Required task. Report how many lines hold the word "Наименование"; give nothing but the number.

Recorded data.
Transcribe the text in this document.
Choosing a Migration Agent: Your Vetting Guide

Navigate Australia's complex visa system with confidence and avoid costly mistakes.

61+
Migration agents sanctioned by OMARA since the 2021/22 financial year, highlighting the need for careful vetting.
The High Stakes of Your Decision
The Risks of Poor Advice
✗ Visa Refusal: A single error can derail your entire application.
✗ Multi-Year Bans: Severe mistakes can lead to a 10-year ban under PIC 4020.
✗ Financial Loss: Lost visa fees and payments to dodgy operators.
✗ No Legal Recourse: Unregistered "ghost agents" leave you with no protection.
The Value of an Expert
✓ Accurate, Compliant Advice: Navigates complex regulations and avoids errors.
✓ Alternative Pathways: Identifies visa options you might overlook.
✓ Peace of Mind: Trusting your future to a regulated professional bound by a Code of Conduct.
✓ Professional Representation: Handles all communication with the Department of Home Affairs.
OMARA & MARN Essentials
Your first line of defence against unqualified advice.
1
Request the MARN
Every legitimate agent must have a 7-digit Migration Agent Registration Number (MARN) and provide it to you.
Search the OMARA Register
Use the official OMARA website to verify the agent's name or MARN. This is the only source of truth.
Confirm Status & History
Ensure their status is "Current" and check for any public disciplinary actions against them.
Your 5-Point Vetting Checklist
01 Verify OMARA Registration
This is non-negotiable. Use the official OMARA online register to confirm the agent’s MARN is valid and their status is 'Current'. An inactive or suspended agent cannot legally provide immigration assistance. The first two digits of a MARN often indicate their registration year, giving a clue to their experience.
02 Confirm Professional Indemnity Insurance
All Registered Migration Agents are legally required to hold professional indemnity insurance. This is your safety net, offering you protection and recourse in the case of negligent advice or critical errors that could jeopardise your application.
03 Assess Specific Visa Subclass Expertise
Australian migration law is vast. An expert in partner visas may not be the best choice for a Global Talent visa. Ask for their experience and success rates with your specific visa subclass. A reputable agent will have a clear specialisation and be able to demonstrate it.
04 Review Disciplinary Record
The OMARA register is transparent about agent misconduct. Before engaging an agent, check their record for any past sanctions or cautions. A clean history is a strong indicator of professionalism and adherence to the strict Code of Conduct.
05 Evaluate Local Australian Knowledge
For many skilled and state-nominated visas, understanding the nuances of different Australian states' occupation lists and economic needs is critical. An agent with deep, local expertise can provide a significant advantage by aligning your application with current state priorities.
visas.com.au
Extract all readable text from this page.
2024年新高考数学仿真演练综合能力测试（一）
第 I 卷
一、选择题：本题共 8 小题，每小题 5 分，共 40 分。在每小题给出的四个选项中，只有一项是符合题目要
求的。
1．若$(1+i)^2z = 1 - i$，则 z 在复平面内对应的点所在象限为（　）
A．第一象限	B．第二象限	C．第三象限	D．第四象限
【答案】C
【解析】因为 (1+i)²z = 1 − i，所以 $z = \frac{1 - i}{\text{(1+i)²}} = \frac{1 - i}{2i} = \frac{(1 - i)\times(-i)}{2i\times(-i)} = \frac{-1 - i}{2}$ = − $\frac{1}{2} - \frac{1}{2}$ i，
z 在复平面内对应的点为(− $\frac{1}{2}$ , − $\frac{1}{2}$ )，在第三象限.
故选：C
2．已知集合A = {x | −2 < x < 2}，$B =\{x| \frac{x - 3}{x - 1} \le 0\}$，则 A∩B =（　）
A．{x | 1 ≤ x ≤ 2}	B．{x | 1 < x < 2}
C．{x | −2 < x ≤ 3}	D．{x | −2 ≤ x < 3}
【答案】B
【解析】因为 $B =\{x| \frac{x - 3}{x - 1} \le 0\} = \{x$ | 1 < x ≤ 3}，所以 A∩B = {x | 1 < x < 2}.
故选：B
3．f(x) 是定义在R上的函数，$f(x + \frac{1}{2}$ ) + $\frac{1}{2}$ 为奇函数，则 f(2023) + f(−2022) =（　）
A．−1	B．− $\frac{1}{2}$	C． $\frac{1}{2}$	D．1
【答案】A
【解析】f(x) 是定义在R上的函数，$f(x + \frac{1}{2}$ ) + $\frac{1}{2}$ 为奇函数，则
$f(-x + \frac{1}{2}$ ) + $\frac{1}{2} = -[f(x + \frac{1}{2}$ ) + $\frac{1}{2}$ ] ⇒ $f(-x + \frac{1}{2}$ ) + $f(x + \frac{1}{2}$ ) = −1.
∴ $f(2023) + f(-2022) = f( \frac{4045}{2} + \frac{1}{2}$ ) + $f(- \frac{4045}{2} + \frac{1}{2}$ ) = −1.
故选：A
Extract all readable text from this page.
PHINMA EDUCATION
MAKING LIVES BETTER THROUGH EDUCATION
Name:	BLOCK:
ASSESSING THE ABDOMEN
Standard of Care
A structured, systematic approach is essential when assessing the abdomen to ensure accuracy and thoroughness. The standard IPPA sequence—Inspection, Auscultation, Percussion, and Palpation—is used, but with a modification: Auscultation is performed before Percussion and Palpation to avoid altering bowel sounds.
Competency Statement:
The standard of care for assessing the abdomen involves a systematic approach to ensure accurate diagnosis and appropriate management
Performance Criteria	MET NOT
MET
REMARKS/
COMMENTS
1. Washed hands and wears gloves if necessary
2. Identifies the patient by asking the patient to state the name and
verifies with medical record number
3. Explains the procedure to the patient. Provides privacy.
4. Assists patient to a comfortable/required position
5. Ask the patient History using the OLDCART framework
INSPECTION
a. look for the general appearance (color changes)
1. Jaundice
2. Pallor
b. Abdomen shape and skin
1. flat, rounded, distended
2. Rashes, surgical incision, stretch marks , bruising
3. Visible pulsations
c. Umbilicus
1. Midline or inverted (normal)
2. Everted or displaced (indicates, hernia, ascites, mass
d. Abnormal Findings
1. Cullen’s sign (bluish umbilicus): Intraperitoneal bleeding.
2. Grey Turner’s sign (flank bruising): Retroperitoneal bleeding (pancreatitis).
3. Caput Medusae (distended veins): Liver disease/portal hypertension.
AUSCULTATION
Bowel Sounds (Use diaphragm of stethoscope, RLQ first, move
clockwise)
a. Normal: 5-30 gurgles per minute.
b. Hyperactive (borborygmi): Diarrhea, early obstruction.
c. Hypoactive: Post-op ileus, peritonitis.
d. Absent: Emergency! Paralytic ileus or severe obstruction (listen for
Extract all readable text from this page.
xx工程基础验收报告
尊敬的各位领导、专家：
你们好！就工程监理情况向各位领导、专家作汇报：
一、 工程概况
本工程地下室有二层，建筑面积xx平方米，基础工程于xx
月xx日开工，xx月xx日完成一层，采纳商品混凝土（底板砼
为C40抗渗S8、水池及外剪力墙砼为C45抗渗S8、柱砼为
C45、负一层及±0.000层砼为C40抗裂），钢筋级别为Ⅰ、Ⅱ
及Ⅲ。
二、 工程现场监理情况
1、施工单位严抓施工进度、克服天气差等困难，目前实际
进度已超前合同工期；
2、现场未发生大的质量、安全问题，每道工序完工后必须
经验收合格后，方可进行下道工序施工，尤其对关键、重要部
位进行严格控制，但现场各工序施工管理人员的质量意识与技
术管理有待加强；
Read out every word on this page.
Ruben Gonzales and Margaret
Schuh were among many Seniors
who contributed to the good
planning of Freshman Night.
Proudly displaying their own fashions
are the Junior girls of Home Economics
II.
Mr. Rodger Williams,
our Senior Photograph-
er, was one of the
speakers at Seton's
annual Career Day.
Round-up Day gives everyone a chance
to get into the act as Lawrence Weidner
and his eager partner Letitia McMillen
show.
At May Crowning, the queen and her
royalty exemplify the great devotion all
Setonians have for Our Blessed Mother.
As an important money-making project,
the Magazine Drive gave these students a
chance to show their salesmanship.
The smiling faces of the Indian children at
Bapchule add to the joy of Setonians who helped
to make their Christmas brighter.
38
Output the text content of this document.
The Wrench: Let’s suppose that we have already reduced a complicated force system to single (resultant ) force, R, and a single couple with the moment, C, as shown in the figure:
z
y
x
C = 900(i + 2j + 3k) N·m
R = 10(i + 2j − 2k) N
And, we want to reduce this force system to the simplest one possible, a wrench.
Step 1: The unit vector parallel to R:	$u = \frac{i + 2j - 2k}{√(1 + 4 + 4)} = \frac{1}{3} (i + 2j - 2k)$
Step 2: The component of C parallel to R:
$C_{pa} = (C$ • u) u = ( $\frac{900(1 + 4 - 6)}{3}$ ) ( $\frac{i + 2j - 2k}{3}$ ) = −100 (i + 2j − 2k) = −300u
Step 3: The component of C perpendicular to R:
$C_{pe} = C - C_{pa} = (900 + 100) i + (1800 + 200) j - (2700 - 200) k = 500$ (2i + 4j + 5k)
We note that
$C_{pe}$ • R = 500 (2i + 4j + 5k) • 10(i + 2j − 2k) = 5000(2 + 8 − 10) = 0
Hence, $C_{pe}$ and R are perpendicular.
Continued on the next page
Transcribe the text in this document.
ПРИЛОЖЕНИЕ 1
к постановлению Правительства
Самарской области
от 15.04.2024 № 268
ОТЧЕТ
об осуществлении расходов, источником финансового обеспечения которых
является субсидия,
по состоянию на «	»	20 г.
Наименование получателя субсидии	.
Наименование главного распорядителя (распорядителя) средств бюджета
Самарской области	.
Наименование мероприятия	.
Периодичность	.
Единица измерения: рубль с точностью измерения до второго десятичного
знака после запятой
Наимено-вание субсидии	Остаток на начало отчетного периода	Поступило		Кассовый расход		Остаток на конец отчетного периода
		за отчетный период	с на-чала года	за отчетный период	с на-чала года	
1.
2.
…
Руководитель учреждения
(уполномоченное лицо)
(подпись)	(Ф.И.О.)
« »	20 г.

Solution. 3